> **The task**: Using the data beneath, show every line that includes the word "Country".

> **Extracted records**:

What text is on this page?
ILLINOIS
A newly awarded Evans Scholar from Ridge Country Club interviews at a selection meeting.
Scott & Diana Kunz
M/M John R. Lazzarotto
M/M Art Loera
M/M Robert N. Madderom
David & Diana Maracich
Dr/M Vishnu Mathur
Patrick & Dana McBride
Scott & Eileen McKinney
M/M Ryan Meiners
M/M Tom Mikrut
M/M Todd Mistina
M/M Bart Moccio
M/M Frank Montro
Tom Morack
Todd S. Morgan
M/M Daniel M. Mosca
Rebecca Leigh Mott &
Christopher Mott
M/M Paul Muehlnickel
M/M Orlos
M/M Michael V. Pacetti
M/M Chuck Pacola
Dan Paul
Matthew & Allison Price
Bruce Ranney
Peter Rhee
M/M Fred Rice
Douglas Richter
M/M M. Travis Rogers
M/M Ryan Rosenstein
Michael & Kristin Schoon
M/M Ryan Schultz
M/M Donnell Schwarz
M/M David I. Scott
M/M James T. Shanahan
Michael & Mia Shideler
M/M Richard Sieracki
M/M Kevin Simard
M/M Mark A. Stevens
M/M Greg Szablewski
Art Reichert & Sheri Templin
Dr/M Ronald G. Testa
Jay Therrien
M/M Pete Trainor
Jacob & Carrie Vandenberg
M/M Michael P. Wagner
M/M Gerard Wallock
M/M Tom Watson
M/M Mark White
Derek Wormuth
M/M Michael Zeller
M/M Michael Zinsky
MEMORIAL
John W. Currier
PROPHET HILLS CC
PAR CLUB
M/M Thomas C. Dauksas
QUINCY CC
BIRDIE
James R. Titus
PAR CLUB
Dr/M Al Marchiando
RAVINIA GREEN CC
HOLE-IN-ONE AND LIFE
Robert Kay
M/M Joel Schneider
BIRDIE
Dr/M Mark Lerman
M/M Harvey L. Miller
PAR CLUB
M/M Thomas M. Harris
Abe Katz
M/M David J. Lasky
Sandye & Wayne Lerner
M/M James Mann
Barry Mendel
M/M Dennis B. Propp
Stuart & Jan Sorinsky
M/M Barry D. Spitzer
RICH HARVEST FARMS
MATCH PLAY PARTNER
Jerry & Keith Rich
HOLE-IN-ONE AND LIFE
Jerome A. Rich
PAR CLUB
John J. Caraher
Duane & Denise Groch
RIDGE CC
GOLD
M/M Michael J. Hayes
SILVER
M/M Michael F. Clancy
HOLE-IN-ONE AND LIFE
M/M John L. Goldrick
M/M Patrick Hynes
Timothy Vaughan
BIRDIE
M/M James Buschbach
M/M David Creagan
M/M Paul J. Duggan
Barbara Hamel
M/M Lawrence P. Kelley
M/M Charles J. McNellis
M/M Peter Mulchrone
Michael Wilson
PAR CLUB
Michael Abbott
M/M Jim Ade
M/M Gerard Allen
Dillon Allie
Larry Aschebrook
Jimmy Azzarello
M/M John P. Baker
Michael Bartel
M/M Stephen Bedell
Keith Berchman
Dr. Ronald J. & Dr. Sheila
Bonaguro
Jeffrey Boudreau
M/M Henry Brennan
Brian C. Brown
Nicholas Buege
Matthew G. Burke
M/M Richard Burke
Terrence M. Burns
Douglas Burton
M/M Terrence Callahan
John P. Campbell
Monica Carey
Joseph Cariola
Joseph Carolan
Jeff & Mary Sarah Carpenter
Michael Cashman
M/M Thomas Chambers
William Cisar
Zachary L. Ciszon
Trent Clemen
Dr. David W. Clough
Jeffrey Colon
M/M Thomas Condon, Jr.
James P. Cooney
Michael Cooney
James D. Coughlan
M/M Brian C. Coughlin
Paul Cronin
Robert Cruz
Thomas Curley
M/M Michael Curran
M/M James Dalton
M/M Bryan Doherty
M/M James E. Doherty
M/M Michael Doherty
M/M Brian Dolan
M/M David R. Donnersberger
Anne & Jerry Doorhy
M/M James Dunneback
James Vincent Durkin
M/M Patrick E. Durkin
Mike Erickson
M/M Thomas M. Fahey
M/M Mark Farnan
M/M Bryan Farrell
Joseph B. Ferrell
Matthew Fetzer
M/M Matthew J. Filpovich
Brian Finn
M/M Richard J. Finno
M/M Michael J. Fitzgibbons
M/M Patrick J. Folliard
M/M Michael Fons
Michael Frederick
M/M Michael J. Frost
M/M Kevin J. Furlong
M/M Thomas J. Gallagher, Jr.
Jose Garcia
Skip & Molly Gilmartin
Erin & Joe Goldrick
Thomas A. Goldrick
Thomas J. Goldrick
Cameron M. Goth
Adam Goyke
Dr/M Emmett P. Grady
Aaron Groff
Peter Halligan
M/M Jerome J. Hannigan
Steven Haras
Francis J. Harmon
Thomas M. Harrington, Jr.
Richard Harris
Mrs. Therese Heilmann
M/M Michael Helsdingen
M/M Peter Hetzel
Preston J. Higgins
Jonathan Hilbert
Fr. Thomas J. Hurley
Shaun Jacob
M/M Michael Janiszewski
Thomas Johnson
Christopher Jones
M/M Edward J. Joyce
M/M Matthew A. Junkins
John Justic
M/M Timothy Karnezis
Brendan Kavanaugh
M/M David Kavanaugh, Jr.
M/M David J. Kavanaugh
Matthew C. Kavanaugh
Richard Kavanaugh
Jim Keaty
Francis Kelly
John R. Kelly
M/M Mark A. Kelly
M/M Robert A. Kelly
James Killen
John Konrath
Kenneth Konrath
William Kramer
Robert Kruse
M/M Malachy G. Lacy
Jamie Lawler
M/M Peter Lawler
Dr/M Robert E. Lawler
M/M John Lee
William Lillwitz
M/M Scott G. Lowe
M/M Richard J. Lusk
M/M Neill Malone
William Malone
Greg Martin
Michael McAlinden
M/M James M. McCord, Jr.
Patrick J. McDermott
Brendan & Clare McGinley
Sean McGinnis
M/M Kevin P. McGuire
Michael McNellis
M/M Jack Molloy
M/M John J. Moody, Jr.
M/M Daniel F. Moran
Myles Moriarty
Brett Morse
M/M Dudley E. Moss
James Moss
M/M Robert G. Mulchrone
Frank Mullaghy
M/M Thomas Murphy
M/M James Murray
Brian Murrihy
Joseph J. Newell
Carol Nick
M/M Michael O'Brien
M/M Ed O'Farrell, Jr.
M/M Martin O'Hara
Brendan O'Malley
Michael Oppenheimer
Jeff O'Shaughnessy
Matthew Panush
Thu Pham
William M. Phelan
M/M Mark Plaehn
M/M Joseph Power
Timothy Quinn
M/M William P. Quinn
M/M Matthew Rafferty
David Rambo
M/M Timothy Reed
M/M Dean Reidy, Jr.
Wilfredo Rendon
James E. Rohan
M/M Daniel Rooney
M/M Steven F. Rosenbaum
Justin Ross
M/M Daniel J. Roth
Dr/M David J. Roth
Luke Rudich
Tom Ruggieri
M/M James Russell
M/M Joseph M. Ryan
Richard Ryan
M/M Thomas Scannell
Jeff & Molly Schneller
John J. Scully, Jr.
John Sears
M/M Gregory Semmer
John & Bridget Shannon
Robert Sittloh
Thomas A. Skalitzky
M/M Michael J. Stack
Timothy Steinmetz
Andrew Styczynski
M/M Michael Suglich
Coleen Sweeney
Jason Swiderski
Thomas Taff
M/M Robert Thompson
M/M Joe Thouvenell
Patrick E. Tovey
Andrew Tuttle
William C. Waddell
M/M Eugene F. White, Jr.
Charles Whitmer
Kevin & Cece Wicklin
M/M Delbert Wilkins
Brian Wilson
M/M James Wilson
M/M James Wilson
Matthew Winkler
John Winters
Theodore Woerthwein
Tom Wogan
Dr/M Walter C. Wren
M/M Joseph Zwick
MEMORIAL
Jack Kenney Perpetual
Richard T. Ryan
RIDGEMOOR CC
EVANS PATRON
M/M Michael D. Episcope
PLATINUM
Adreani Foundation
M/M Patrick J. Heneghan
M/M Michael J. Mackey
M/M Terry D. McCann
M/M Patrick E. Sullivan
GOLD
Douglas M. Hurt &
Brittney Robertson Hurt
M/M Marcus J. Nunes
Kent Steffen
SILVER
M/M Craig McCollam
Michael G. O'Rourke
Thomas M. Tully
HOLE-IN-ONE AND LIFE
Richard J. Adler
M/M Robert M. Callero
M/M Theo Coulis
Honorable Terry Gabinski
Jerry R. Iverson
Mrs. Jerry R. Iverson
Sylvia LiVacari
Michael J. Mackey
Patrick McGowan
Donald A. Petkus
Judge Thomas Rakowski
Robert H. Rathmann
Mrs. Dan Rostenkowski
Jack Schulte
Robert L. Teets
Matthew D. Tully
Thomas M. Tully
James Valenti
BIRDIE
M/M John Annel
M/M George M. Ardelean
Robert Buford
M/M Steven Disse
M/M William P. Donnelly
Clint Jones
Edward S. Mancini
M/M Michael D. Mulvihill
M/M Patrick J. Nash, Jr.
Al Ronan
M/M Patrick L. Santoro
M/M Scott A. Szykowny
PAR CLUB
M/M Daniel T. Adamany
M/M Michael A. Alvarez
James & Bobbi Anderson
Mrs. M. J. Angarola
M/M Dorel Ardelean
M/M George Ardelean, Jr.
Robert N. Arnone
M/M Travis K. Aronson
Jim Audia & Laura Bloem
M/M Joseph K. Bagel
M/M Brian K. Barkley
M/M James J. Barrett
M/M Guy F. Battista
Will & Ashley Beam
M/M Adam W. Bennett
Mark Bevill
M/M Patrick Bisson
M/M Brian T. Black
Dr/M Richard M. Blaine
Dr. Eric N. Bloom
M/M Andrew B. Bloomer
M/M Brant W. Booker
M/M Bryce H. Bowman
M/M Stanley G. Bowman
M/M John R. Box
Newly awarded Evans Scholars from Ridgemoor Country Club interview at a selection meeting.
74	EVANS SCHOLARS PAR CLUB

> **Output of the exercise**:
A newly awarded Evans Scholar from Ridge Country Club interviews at a selection meeting.
Newly awarded Evans Scholars from Ridgemoor Country Club interview at a selection meeting.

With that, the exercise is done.